Retype everything from "Women who took" down to "following sera removal." in the article on NSAIDs and breast cancer recurrence.

(Excerpt)
○ ○ ○ ○ ○
NSAID Hope for Postmenopausal Breast Cancer Recurrence Risk Reduction
Obese women at risk of postmenopausal breast cancer recurrence may benefit from COX-2 inhibition
- Date: 14 Aug 2014
- Author: Lynda Williams, Senior medwireNews Reporter
- Topic: Breast Cancer, Early Stage / Cancer Aetiology, Epidemiology, Prevention / Translational Research
medwireNews: Daily use of non-steroidal anti-inflammatory drugs (NSAID) has the potential to reduce the risk of recurrent postmenopausal breast cancer in obese patients, US research suggests.
"Clinicians are finding that the five-year recurrence rate for postmenopausal women is much higher on aromatase inhibitors when the patient is obese," explained author Linda deGraffenried, from the University of Texas at Austin, in a press release.
"We would like to identify which women are most likely to benefit from interventions like adding NSAIDs to treatment regimens."
Findings from 440 women with invasive oestrogen receptor (ER)α-positive breast cancer indicated that the 159 women who used NSAIDs every day were 52% less likely to develop local, contralateral, distant or metastatic recurrence than the 281 non-users.
And the reduced risk of recurrence with daily aspirin, ibuprofen or a COX-2 inhibitor continued even after taking into consideration the use of other anti-inflammatory agents, such as statins or omega 3 fatty acids.
Women who took NSAIDs also had significantly longer disease-free survival than non-users, at 78.5 versus 50.6 months, reports the team in Cancer Research.
Furthermore, the majority of patients in the study were overweight (25.0–29.9 kg/m2) or obese (≥30 kg/m2); these individuals were 1.86 times more likely to experience recurrence than their counterparts with a normal BMI of 18.5 to 24.9 kg/m2.
The researchers also investigated potential mechanisms mediating the protective effect of NSAIDs in breast cancer patients using sera from breast cancer patients with a normal or obese BMI.
Cultured macrophages expressed higher levels of COX-2 after exposure to sera from obese patients than normal-weight patients and showed significantly higher levels of macrophage PGE2 production following sera removal.
○ ○ ○ ○ ○
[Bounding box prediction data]
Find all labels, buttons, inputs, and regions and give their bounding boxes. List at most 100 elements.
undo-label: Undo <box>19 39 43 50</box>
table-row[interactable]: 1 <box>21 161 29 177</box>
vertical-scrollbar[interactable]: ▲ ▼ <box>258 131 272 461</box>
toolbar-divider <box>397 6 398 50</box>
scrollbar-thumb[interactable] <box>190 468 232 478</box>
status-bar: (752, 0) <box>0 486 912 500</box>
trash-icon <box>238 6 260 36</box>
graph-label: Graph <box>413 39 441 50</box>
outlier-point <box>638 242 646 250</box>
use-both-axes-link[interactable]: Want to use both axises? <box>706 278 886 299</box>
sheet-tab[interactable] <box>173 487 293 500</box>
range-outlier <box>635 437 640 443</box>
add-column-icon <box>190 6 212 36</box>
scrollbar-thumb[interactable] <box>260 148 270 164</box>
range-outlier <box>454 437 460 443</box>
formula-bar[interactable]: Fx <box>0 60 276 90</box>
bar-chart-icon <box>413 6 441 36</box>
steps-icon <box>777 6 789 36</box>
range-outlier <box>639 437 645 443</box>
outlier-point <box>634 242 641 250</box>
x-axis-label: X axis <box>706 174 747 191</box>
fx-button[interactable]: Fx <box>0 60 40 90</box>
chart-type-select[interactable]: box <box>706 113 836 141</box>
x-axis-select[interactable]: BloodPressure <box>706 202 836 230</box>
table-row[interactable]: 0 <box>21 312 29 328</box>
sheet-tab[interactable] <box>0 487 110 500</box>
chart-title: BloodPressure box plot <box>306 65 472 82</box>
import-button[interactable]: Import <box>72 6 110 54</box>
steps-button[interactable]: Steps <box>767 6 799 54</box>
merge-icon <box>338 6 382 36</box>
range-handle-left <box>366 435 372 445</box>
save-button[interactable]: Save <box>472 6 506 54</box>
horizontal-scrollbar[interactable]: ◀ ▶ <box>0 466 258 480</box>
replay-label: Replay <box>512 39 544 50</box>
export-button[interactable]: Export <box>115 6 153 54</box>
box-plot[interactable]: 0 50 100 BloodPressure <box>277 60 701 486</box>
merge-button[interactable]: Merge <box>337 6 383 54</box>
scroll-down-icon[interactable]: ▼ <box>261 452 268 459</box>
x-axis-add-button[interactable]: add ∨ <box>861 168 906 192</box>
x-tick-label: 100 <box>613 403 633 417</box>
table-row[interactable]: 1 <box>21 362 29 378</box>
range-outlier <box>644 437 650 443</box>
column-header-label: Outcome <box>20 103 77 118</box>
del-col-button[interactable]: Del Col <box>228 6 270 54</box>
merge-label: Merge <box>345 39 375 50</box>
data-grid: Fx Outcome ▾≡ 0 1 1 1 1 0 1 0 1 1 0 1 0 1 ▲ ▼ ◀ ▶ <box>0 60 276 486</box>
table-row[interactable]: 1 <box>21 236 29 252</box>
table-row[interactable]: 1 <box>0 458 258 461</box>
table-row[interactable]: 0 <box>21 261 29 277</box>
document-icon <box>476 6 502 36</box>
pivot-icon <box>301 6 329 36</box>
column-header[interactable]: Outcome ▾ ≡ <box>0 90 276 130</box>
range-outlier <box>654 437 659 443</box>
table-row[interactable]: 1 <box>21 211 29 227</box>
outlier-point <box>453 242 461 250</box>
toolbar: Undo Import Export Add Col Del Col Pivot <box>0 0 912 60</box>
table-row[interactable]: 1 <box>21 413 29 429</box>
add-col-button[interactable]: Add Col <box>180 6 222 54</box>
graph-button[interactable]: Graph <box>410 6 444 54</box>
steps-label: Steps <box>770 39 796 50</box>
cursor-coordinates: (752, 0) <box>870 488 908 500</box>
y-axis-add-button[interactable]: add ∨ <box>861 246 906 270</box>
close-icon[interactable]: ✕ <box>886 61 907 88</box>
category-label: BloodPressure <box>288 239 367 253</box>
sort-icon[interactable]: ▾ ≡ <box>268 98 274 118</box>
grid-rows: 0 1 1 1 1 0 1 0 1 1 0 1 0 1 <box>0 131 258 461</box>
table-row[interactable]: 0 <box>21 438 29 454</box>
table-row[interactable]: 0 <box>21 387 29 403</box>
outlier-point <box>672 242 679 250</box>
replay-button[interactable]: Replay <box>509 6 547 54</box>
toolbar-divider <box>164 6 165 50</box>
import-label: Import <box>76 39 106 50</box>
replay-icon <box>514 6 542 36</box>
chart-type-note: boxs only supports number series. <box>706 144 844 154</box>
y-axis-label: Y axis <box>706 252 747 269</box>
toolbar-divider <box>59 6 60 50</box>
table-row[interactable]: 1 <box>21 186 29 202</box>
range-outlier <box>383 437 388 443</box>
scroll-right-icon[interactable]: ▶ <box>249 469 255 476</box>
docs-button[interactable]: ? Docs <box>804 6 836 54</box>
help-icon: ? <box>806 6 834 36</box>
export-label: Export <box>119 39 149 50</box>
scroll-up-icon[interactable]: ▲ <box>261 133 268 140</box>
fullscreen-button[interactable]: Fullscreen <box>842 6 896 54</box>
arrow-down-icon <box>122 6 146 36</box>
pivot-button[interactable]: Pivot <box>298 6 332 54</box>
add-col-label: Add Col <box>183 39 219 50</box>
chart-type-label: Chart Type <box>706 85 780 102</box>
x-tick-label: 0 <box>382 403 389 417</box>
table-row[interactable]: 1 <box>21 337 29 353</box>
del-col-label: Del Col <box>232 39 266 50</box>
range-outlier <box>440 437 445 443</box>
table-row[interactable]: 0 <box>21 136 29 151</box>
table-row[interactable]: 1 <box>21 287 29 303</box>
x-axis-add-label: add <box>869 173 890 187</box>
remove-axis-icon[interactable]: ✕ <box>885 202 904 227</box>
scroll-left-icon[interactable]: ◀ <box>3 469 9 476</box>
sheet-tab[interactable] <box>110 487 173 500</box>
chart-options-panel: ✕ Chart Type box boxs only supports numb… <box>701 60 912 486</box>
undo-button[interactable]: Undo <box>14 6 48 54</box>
○ ○ ○ ○ ○
(Response for this exercise)
Women who took NSAIDs also had significantly longer disease-free survival than non-users, at 78.5 versus 50.6 months, reports the team in Cancer Research.
Furthermore, the majority of patients in the study were overweight (25.0–29.9 kg/m2) or obese (≥30 kg/m2); these individuals were 1.86 times more likely to experience recurrence than their counterparts with a normal BMI of 18.5 to 24.9 kg/m2.
The researchers also investigated potential mechanisms mediating the protective effect of NSAIDs in breast cancer patients using sera from breast cancer patients with a normal or obese BMI.
Cultured macrophages expressed higher levels of COX-2 after exposure to sera from obese patients than normal-weight patients and showed significantly higher levels of macrophage PGE2 production following sera removal.